[Data excerpts]
:::::

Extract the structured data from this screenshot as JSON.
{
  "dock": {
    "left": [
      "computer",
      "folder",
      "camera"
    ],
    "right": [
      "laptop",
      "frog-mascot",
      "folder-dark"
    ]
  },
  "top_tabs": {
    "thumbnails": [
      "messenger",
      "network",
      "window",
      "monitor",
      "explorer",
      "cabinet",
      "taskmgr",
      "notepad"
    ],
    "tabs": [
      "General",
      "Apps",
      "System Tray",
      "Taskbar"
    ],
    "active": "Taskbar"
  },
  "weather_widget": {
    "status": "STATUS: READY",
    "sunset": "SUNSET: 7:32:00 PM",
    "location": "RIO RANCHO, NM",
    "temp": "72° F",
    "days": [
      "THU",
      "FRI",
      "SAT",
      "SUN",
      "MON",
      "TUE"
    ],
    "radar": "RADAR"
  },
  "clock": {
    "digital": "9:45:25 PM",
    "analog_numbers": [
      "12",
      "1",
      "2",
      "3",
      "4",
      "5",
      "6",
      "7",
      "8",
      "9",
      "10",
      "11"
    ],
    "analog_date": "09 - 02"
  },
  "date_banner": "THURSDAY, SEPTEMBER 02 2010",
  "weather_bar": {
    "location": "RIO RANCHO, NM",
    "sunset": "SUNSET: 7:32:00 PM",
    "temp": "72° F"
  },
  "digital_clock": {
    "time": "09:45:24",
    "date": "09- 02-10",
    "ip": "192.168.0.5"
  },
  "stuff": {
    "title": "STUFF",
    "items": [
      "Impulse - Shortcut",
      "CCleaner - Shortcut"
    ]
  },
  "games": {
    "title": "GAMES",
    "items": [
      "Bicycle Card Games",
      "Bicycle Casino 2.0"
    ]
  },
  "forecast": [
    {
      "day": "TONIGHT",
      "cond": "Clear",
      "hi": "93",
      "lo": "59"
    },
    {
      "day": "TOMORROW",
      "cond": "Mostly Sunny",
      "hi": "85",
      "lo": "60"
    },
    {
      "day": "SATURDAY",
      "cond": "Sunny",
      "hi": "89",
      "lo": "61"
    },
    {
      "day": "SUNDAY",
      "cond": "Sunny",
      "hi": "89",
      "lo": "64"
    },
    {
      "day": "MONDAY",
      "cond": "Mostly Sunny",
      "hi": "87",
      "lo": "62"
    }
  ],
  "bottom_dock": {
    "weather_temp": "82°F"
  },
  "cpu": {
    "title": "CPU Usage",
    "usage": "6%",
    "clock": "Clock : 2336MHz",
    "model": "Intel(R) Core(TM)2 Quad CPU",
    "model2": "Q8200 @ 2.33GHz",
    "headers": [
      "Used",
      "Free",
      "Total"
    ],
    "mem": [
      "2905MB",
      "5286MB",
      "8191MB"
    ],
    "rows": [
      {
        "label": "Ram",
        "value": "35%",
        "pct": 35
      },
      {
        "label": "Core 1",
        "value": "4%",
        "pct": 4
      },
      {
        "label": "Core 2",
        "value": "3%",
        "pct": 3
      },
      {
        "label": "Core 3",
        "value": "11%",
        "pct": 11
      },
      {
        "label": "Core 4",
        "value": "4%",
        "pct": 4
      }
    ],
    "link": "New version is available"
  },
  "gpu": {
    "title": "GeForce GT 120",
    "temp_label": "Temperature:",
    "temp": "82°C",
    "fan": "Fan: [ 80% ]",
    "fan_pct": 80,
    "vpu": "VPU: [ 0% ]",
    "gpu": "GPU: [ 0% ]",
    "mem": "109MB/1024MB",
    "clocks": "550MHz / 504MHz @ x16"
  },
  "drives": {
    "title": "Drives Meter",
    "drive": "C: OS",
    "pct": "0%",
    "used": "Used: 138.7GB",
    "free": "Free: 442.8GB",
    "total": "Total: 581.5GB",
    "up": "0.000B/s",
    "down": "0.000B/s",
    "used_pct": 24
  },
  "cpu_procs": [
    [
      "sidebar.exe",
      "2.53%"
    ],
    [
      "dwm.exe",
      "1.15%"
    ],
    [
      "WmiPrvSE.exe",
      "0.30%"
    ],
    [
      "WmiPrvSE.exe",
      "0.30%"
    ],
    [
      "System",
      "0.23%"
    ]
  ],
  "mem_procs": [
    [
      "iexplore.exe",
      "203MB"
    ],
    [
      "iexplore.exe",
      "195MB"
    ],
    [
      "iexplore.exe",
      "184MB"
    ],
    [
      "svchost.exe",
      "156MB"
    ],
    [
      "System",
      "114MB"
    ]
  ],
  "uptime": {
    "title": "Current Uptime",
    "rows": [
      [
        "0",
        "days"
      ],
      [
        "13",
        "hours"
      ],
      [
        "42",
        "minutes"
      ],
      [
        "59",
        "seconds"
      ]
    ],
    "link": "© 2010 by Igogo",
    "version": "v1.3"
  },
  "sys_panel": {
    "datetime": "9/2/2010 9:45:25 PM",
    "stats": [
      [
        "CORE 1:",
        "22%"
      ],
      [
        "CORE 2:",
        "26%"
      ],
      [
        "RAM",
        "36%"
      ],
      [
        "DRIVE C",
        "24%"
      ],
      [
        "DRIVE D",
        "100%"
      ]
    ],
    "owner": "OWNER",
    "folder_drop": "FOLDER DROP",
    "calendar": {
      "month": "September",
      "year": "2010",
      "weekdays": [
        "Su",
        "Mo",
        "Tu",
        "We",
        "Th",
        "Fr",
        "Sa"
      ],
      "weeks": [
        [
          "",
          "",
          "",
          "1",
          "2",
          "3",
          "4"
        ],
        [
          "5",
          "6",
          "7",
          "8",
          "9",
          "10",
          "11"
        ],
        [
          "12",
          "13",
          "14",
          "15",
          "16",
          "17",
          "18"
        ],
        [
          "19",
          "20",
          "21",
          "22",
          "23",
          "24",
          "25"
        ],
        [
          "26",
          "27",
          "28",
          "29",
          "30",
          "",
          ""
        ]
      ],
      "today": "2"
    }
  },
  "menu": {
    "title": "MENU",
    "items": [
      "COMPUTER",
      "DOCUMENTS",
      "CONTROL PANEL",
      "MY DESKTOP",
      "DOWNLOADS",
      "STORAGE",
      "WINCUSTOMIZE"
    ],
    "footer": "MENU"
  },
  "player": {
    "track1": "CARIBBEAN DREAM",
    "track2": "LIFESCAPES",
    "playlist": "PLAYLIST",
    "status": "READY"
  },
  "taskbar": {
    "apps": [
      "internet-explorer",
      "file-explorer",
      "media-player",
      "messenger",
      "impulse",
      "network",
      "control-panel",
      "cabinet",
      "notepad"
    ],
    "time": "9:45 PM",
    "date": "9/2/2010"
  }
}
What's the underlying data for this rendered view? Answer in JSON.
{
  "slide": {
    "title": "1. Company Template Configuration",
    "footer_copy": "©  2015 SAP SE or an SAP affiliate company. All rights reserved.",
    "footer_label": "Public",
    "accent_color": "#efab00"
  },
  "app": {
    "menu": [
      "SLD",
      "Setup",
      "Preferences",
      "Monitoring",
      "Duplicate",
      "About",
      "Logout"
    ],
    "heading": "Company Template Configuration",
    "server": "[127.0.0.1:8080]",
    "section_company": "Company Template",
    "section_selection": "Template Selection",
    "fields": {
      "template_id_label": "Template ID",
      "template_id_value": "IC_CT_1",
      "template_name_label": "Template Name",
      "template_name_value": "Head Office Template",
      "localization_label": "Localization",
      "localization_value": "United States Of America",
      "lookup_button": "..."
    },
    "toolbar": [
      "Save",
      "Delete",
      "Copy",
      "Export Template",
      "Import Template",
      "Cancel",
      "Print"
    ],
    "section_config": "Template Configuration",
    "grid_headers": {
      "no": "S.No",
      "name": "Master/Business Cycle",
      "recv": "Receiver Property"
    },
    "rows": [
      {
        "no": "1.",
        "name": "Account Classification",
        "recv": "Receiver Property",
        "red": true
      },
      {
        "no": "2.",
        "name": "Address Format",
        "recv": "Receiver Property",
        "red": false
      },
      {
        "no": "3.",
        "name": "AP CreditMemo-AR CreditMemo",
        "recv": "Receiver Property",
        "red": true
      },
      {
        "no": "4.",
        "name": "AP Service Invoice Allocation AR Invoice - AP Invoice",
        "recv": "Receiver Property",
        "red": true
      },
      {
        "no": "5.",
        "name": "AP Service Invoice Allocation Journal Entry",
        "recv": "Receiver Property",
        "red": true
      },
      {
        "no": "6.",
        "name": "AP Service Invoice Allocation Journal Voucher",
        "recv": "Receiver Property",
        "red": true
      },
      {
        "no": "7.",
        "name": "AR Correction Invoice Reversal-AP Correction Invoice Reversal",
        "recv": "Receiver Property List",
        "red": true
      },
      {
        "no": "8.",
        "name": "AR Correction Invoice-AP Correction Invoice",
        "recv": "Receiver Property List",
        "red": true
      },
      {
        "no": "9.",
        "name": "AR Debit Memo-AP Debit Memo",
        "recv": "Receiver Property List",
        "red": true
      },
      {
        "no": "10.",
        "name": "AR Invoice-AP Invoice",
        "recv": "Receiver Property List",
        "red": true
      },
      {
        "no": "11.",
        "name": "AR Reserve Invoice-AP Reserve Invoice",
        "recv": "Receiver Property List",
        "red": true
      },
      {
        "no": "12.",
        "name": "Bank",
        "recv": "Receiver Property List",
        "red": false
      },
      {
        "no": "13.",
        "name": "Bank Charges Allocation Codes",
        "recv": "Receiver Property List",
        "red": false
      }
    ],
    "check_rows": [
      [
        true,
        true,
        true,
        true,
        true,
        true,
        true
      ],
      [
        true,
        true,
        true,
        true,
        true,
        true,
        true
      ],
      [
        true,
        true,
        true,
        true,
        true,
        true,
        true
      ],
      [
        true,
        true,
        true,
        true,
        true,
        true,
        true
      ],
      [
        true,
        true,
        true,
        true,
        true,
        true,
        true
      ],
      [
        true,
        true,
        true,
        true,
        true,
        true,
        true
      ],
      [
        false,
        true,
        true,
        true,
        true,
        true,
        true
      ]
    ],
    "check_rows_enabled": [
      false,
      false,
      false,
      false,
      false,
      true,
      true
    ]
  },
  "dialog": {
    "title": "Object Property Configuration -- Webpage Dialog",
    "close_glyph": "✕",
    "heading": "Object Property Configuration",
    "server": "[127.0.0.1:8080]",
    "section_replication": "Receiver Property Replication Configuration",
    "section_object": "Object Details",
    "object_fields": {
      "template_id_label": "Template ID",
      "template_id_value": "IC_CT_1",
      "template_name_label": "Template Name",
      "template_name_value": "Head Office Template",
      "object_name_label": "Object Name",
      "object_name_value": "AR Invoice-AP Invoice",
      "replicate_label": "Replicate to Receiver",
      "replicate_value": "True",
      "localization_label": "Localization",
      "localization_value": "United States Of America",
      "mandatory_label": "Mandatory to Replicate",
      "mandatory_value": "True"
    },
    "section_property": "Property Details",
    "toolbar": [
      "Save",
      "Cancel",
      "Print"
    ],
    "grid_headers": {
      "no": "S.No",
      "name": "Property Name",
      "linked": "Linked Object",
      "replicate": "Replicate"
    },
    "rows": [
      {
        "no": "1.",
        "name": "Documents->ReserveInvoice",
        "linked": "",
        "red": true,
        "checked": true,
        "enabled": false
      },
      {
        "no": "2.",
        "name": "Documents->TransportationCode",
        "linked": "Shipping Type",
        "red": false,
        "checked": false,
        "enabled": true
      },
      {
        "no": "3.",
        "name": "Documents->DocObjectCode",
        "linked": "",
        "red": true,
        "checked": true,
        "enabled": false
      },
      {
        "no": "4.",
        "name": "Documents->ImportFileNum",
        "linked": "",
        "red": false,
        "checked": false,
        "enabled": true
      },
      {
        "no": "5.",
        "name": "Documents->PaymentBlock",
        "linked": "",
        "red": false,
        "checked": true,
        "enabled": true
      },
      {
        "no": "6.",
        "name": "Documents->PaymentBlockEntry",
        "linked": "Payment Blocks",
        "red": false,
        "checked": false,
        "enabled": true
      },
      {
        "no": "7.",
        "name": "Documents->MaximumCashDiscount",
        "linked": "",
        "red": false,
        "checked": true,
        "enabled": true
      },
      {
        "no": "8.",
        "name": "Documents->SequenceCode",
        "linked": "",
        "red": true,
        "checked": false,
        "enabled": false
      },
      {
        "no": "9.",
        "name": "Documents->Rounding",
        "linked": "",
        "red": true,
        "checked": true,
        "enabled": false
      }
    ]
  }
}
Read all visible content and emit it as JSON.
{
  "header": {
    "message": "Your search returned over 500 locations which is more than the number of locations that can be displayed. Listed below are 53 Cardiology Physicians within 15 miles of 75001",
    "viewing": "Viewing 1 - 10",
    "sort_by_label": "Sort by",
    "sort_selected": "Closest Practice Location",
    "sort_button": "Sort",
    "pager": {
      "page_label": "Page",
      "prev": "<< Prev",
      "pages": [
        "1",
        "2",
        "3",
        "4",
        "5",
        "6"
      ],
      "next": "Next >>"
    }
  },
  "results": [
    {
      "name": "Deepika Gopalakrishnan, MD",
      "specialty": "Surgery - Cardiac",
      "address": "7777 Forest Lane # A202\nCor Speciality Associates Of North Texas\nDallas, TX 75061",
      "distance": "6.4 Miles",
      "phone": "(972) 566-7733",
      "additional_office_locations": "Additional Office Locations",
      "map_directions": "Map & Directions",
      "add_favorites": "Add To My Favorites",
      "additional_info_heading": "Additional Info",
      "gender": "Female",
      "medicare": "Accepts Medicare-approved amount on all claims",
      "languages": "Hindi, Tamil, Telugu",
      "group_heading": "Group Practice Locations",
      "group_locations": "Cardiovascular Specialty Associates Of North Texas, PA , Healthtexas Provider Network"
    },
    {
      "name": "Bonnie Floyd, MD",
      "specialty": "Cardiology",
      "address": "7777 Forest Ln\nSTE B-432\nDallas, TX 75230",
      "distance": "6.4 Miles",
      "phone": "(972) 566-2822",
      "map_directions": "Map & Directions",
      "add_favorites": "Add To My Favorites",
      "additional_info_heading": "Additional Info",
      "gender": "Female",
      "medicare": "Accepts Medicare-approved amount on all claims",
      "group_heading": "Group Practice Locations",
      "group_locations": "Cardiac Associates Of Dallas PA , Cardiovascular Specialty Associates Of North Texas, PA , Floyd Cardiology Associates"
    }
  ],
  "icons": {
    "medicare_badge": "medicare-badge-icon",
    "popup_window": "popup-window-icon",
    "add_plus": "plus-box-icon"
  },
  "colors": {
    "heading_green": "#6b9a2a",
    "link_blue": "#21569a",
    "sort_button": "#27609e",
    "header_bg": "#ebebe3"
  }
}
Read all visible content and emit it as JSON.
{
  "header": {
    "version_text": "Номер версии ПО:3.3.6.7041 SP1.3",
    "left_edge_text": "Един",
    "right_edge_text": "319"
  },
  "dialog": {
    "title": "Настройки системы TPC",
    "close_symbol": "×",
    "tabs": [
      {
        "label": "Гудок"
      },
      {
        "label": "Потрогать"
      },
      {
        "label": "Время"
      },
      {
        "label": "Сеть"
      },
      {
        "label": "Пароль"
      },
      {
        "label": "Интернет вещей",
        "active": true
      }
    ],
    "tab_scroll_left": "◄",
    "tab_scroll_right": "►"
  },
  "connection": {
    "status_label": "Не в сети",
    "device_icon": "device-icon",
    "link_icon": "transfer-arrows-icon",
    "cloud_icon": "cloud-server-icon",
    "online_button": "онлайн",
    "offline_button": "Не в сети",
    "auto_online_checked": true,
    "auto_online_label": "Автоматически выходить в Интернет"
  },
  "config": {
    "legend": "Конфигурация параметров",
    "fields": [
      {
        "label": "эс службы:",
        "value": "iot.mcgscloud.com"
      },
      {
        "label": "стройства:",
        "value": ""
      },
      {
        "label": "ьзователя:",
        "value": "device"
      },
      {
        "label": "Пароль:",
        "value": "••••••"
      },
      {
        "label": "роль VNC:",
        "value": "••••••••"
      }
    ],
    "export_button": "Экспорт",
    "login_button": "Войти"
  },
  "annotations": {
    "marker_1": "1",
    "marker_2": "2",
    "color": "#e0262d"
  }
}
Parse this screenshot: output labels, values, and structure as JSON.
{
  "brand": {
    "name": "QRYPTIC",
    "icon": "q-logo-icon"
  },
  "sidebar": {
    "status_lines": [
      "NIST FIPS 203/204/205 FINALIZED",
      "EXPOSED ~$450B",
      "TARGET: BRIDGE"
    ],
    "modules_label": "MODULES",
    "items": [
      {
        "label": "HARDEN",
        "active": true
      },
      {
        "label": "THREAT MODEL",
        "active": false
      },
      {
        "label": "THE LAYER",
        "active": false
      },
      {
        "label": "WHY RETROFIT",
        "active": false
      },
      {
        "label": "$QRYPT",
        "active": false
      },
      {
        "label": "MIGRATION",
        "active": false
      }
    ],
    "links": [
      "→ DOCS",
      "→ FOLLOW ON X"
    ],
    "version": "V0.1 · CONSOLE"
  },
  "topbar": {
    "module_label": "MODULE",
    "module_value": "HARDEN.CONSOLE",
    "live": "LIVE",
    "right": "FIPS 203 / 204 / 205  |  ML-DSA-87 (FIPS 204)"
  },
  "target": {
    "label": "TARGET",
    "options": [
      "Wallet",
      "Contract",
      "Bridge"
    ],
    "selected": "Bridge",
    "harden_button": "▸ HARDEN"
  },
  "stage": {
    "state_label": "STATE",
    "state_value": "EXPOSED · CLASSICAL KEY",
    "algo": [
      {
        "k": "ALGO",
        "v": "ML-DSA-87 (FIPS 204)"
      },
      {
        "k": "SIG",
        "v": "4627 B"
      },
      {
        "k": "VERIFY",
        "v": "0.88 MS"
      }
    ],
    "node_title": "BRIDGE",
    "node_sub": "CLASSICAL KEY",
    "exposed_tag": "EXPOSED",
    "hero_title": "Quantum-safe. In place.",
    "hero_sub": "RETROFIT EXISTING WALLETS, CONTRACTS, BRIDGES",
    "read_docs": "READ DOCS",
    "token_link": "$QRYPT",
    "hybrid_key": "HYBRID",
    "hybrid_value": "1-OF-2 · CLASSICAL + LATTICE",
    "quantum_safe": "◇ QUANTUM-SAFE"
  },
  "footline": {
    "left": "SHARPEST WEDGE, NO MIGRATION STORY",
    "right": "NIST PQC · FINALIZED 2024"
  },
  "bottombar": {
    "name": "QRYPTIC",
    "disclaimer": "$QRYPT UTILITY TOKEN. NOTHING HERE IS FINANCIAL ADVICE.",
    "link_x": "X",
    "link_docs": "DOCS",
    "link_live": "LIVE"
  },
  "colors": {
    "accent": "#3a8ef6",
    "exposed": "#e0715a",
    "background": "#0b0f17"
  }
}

:::::

Do this -
A line counts if it holds the word "RETROFIT". How many lines of the entries count? Give the number only.

Output below -
2